-- start Input rows --

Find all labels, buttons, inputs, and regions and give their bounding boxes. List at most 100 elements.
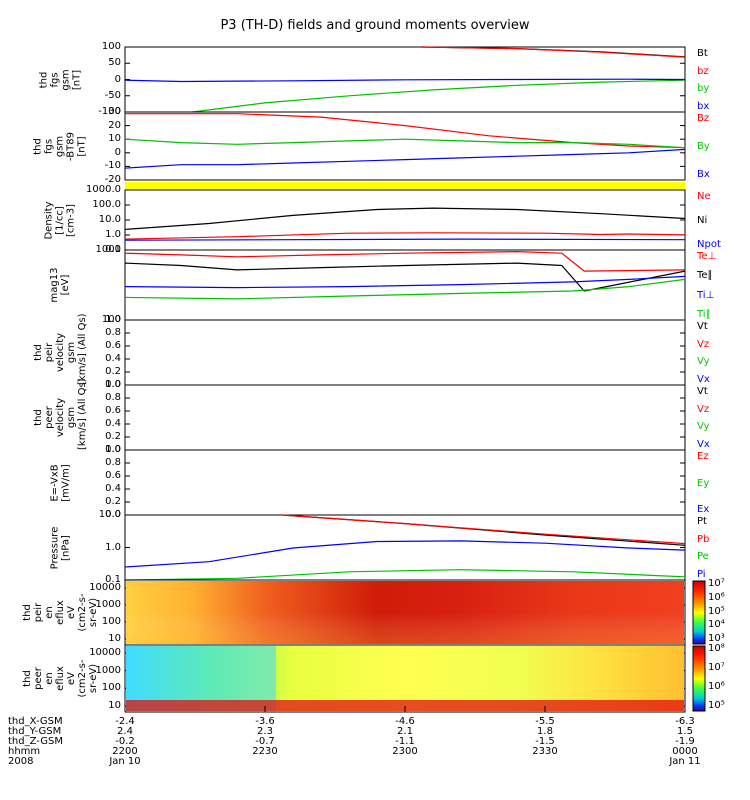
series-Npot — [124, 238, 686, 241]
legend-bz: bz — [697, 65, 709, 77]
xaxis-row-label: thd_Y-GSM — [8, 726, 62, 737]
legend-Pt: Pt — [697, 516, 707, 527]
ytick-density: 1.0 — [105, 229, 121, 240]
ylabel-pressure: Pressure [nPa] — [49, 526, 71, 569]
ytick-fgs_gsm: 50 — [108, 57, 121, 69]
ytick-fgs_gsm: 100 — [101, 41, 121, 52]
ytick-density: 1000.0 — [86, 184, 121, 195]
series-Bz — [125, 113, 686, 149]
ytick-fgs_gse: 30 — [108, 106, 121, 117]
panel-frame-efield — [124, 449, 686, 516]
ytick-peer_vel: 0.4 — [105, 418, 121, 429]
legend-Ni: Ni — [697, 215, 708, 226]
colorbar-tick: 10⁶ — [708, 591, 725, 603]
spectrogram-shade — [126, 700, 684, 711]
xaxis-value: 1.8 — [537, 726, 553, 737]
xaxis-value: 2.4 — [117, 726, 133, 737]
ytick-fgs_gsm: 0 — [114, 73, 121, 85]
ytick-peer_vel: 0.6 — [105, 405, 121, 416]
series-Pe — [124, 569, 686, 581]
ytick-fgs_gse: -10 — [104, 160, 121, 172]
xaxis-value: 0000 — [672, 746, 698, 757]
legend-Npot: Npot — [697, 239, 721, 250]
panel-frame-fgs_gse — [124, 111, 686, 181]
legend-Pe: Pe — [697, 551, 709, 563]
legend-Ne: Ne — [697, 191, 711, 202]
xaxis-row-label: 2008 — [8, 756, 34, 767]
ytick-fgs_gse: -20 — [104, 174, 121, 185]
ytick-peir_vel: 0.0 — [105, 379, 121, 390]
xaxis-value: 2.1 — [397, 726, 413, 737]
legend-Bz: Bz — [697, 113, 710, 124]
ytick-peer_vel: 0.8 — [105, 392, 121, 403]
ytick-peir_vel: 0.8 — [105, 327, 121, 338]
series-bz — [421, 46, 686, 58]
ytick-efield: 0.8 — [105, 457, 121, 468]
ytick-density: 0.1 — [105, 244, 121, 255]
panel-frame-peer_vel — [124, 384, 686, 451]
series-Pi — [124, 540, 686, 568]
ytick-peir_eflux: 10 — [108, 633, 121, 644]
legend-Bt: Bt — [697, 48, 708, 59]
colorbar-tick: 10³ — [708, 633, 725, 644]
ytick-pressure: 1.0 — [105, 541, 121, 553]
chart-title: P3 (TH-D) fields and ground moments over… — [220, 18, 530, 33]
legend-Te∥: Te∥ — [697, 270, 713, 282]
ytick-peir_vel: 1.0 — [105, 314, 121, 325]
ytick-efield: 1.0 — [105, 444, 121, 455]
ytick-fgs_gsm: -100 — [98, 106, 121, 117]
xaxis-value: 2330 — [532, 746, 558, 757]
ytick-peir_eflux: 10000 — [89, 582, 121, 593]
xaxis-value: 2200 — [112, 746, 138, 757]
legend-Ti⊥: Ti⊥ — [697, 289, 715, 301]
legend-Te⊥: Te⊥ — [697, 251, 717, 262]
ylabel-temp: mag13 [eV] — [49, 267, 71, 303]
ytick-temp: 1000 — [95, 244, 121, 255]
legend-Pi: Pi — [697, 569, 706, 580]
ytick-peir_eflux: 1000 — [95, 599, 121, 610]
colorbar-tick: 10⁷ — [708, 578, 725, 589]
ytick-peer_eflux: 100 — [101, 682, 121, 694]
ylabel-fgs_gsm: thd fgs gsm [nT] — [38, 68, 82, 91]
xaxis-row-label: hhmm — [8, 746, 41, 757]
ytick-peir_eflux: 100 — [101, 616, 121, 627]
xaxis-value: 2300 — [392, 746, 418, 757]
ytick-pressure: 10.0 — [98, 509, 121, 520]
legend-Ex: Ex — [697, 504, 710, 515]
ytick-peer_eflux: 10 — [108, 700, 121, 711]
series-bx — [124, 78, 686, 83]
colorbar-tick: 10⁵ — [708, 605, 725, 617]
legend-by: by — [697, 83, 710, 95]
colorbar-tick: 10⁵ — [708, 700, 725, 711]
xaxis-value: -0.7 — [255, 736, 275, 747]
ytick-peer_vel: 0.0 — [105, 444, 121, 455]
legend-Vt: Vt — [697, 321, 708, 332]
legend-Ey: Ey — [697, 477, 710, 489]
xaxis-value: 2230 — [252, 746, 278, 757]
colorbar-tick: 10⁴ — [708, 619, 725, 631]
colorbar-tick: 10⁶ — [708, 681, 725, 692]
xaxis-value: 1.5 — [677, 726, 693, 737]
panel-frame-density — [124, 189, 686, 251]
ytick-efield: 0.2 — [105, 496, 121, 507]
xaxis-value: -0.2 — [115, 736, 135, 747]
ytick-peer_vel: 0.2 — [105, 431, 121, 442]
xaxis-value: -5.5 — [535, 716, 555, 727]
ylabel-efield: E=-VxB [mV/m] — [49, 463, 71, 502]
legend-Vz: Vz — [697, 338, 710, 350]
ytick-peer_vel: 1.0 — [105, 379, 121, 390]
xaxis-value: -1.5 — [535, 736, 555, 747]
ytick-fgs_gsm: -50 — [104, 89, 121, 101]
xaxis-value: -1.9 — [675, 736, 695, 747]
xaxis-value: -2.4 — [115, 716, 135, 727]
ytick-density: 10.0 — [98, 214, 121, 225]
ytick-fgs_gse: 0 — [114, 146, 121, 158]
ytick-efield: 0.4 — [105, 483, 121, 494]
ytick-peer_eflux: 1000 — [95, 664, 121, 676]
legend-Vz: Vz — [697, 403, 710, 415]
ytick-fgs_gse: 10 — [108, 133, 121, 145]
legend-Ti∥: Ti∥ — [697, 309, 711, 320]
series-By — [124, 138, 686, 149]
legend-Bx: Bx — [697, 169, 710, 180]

-- end Input rows --

> Work to do
Reproduce the lines of the records above verbatim, beginning with the line containing "series-Npot — [124, 238, 686, 241]" and continuing through the line containing "ytick-peir_vel: 0.0 — [105, 379, 121, 390]", with both of those lines included.

> Written solution
series-Npot — [124, 238, 686, 241]
legend-bz: bz — [697, 65, 709, 77]
xaxis-row-label: thd_Y-GSM — [8, 726, 62, 737]
legend-Pt: Pt — [697, 516, 707, 527]
ytick-density: 1.0 — [105, 229, 121, 240]
ylabel-pressure: Pressure [nPa] — [49, 526, 71, 569]
ytick-fgs_gsm: 50 — [108, 57, 121, 69]
ytick-fgs_gsm: 100 — [101, 41, 121, 52]
ytick-density: 1000.0 — [86, 184, 121, 195]
series-Bz — [125, 113, 686, 149]
ytick-fgs_gse: 30 — [108, 106, 121, 117]
panel-frame-efield — [124, 449, 686, 516]
ytick-peer_vel: 0.4 — [105, 418, 121, 429]
legend-Ni: Ni — [697, 215, 708, 226]
colorbar-tick: 10⁶ — [708, 591, 725, 603]
spectrogram-shade — [126, 700, 684, 711]
xaxis-value: 1.8 — [537, 726, 553, 737]
xaxis-value: 2.4 — [117, 726, 133, 737]
ytick-fgs_gsm: 0 — [114, 73, 121, 85]
ytick-peer_vel: 0.6 — [105, 405, 121, 416]
series-Pe — [124, 569, 686, 581]
ytick-fgs_gse: -10 — [104, 160, 121, 172]
xaxis-value: 0000 — [672, 746, 698, 757]
legend-Npot: Npot — [697, 239, 721, 250]
panel-frame-fgs_gse — [124, 111, 686, 181]
legend-Pe: Pe — [697, 551, 709, 563]
legend-Ne: Ne — [697, 191, 711, 202]
xaxis-row-label: 2008 — [8, 756, 34, 767]
ytick-fgs_gse: -20 — [104, 174, 121, 185]
ytick-peir_vel: 0.0 — [105, 379, 121, 390]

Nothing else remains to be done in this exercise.